» **EXERCISE**: Pull out every line in the data that has the string "Zainstalowanie" in it.
++++ RECORDS SHOWN
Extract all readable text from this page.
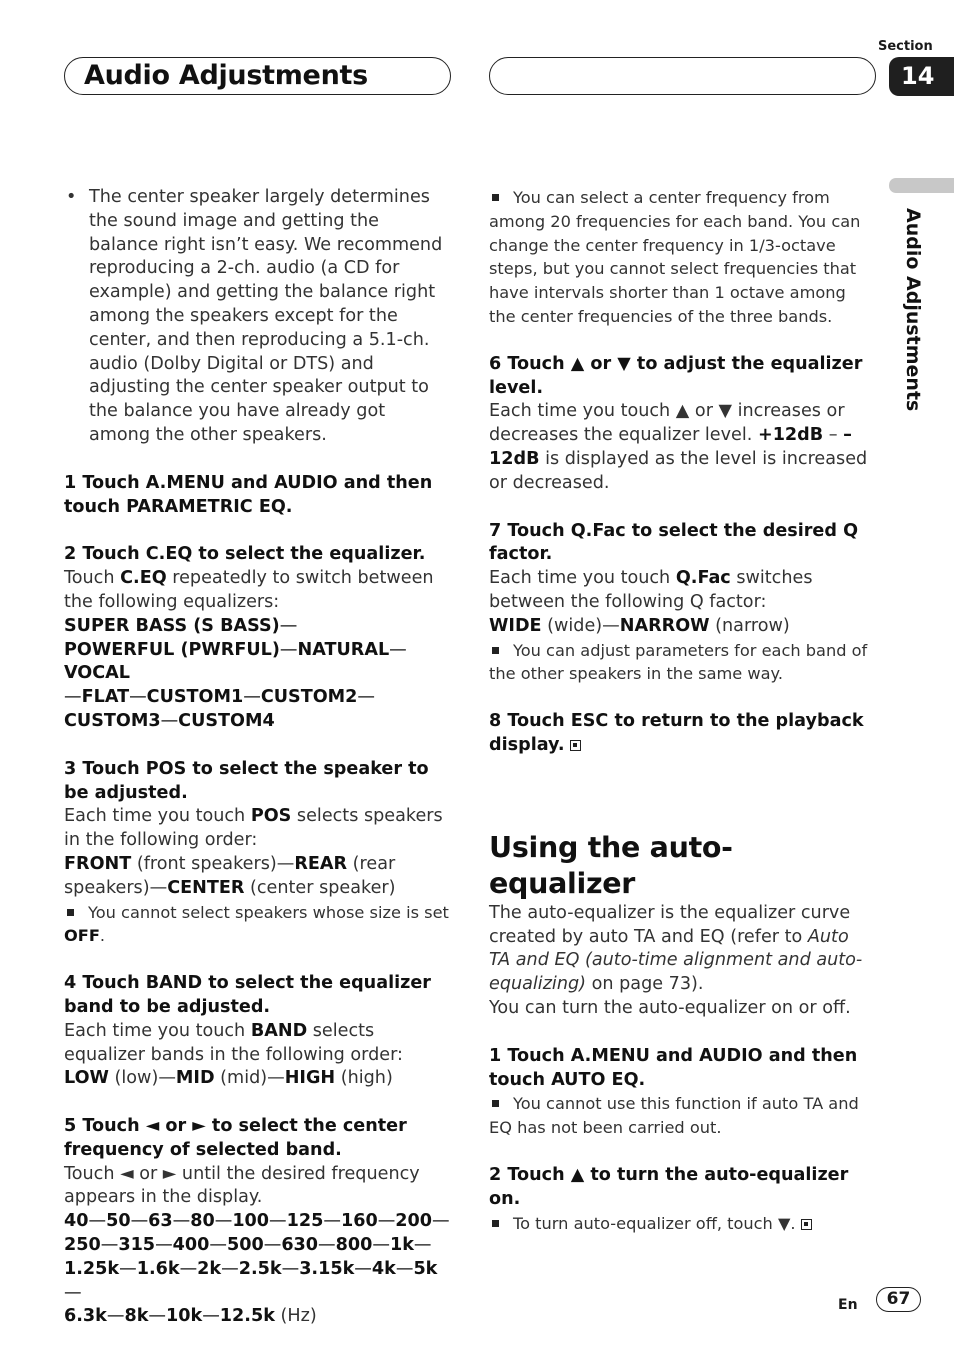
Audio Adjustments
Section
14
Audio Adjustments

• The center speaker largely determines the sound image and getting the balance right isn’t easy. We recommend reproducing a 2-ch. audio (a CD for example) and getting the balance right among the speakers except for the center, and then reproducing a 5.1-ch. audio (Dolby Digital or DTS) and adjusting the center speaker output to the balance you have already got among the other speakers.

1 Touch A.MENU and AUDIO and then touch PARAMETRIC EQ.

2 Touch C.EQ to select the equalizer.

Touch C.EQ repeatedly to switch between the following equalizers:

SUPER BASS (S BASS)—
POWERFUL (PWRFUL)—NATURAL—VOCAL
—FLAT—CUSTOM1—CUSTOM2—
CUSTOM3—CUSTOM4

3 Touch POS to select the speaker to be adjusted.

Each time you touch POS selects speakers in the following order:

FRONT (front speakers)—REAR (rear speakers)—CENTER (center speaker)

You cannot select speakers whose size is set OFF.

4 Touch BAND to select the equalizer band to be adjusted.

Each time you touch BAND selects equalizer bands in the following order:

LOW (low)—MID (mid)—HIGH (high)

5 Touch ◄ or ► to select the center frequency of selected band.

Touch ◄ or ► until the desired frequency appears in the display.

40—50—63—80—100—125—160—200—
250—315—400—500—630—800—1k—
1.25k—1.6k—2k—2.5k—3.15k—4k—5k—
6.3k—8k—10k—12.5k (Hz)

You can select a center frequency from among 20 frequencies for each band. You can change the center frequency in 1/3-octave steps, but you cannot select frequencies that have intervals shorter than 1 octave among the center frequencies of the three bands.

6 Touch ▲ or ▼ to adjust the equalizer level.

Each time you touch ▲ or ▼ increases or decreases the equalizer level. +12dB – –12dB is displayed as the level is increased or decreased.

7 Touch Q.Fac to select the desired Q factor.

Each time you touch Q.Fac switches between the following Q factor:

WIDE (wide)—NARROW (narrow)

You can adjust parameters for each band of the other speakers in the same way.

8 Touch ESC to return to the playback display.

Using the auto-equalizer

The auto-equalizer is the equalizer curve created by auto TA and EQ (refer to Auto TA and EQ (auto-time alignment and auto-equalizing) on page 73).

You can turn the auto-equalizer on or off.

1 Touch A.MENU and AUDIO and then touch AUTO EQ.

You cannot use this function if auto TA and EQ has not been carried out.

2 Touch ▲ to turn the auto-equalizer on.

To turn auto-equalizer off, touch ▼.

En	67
++++++++
++++ RECORDS SHOWN
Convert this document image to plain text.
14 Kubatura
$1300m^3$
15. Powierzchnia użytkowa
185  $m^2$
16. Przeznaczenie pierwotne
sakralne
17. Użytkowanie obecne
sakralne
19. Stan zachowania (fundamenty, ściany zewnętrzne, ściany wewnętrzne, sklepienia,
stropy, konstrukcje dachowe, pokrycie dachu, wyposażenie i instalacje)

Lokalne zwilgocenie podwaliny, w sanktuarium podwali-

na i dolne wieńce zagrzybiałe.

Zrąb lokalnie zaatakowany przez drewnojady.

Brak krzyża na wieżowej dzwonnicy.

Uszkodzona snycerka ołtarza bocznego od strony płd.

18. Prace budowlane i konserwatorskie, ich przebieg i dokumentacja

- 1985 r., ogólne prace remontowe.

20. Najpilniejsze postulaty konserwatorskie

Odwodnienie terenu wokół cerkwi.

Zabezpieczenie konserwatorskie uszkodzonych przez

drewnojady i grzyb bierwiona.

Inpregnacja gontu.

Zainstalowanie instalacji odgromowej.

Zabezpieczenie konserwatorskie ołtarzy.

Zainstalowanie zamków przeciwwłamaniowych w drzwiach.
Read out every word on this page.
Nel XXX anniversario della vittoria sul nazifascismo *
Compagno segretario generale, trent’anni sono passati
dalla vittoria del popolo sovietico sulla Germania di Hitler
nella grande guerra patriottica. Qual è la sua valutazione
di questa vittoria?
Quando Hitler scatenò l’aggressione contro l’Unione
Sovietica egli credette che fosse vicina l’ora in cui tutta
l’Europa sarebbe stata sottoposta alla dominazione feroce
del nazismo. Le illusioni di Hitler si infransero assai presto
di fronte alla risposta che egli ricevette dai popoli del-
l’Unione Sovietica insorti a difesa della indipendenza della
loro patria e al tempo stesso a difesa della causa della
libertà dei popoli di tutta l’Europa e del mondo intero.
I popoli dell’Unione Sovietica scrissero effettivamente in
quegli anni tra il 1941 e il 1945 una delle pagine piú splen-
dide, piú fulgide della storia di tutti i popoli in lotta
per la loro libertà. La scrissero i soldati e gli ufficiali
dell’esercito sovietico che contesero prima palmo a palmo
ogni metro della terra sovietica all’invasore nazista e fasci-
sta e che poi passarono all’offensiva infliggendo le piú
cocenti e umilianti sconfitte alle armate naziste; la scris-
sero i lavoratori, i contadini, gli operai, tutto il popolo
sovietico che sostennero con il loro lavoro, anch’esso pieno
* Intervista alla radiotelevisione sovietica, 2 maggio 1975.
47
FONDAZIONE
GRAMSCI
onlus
++++++++
» **WRITTEN RESPONSE**:
Zainstalowanie instalacji odgromowej.
Zainstalowanie zamków przeciwwłamaniowych w drzwiach.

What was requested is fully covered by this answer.